▶ Set problem:
How many lines in the listing below include the word "راوی"? Reply with the count alone.

▶ Supplied data:

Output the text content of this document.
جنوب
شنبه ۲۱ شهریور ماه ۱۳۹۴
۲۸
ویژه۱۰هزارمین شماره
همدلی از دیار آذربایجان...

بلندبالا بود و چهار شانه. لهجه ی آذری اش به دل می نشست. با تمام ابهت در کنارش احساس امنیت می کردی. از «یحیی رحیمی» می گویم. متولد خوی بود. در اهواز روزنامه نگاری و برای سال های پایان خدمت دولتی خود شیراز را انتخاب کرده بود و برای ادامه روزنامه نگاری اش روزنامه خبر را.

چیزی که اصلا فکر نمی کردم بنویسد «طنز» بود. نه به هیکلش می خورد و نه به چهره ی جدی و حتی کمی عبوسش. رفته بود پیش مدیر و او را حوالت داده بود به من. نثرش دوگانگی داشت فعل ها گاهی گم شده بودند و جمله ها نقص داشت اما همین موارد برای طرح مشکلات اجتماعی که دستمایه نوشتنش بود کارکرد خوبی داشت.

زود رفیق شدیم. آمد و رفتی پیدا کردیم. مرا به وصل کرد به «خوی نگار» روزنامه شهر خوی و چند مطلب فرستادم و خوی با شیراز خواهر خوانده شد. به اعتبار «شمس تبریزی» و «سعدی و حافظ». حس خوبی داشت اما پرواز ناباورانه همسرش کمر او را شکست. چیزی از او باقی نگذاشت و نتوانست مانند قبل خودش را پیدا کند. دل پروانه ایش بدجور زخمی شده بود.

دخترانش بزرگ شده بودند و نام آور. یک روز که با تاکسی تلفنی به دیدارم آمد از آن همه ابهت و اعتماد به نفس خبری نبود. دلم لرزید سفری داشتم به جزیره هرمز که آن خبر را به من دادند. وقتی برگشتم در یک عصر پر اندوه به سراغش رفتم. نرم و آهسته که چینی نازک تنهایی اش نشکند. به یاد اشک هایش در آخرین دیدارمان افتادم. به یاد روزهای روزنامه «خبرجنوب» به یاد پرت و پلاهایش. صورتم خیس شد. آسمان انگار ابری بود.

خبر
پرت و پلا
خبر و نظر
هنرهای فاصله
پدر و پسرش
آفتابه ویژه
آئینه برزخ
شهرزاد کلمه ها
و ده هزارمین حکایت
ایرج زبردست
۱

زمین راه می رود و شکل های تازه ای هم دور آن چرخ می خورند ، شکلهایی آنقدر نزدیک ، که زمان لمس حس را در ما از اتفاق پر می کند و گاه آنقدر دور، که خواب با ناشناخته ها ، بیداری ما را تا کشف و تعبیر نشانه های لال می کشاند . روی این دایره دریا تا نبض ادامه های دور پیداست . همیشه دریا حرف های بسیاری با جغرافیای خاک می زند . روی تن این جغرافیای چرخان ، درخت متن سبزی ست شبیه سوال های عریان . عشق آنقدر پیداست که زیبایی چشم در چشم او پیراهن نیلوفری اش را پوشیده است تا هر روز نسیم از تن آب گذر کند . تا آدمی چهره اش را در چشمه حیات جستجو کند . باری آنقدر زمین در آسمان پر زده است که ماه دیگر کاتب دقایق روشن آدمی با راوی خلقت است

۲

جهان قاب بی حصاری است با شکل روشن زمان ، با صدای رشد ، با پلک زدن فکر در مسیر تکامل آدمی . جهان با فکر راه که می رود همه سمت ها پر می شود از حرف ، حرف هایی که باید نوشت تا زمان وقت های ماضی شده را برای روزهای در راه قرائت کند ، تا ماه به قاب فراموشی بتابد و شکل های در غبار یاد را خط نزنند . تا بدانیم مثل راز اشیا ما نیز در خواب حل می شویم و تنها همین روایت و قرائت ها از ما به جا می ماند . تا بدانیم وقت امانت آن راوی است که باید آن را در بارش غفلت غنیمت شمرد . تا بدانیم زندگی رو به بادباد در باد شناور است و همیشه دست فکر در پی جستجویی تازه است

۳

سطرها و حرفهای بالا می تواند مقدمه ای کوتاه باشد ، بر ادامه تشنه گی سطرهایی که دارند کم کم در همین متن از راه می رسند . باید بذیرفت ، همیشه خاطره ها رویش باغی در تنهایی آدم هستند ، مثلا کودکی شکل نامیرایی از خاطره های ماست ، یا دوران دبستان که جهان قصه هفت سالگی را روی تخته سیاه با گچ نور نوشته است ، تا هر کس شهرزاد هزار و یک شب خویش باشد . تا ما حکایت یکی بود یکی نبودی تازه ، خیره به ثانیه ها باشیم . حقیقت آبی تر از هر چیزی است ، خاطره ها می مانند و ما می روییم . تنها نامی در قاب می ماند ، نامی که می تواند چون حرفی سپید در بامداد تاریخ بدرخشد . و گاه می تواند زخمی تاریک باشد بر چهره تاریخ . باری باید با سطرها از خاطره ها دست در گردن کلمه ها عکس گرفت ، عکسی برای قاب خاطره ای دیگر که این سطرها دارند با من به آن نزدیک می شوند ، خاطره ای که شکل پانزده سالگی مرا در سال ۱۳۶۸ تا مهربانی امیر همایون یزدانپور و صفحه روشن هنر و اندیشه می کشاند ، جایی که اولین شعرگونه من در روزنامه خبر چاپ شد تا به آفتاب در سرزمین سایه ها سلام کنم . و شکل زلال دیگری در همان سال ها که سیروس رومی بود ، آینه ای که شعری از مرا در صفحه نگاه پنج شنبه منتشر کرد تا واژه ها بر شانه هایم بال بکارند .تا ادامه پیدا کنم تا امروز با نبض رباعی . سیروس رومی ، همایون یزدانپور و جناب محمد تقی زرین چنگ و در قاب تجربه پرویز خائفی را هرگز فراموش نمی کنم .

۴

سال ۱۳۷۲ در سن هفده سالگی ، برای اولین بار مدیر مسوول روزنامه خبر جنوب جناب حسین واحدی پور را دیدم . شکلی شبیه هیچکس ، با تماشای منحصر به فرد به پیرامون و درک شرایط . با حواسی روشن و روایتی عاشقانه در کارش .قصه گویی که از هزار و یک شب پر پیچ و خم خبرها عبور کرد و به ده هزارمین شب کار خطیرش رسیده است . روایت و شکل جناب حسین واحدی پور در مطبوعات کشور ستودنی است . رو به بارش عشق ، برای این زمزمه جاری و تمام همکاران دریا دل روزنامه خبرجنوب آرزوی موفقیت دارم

▶ Solution to this problem:
2